= Problem description =
Every record below is to be retyped exactly.

= Supplied material =
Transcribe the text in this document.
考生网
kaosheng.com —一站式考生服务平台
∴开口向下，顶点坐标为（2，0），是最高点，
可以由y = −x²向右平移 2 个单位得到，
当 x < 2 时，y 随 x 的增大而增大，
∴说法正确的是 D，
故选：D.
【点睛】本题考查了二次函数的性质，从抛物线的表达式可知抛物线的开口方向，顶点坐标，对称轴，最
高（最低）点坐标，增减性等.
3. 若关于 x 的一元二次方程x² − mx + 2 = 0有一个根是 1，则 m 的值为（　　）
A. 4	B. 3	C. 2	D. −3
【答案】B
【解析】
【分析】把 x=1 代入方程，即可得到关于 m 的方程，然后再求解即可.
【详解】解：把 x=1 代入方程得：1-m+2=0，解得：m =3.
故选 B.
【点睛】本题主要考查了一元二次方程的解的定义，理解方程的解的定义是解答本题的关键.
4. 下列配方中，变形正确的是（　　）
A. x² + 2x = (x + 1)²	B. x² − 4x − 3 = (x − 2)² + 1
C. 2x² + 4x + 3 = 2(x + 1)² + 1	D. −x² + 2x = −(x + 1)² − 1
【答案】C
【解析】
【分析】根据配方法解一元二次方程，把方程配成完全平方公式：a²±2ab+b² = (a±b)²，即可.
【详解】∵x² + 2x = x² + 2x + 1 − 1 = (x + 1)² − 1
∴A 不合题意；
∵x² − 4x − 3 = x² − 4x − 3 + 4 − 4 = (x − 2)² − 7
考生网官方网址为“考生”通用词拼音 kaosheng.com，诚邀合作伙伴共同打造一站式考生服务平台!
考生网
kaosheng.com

= Task response =
Transcribe the text in this document.
考生网
kaosheng.com —一站式考生服务平台
∴开口向下，顶点坐标为（2，0），是最高点，
可以由y = −x²向右平移 2 个单位得到，
当 x < 2 时，y 随 x 的增大而增大，
∴说法正确的是 D，
故选：D.
【点睛】本题考查了二次函数的性质，从抛物线的表达式可知抛物线的开口方向，顶点坐标，对称轴，最
高（最低）点坐标，增减性等.
3. 若关于 x 的一元二次方程x² − mx + 2 = 0有一个根是 1，则 m 的值为（　　）
A. 4	B. 3	C. 2	D. −3
【答案】B
【解析】
【分析】把 x=1 代入方程，即可得到关于 m 的方程，然后再求解即可.
【详解】解：把 x=1 代入方程得：1-m+2=0，解得：m =3.
故选 B.
【点睛】本题主要考查了一元二次方程的解的定义，理解方程的解的定义是解答本题的关键.
4. 下列配方中，变形正确的是（　　）
A. x² + 2x = (x + 1)²	B. x² − 4x − 3 = (x − 2)² + 1
C. 2x² + 4x + 3 = 2(x + 1)² + 1	D. −x² + 2x = −(x + 1)² − 1
【答案】C
【解析】
【分析】根据配方法解一元二次方程，把方程配成完全平方公式：a²±2ab+b² = (a±b)²，即可.
【详解】∵x² + 2x = x² + 2x + 1 − 1 = (x + 1)² − 1
∴A 不合题意；
∵x² − 4x − 3 = x² − 4x − 3 + 4 − 4 = (x − 2)² − 7
考生网官方网址为“考生”通用词拼音 kaosheng.com，诚邀合作伙伴共同打造一站式考生服务平台!
考生网
kaosheng.com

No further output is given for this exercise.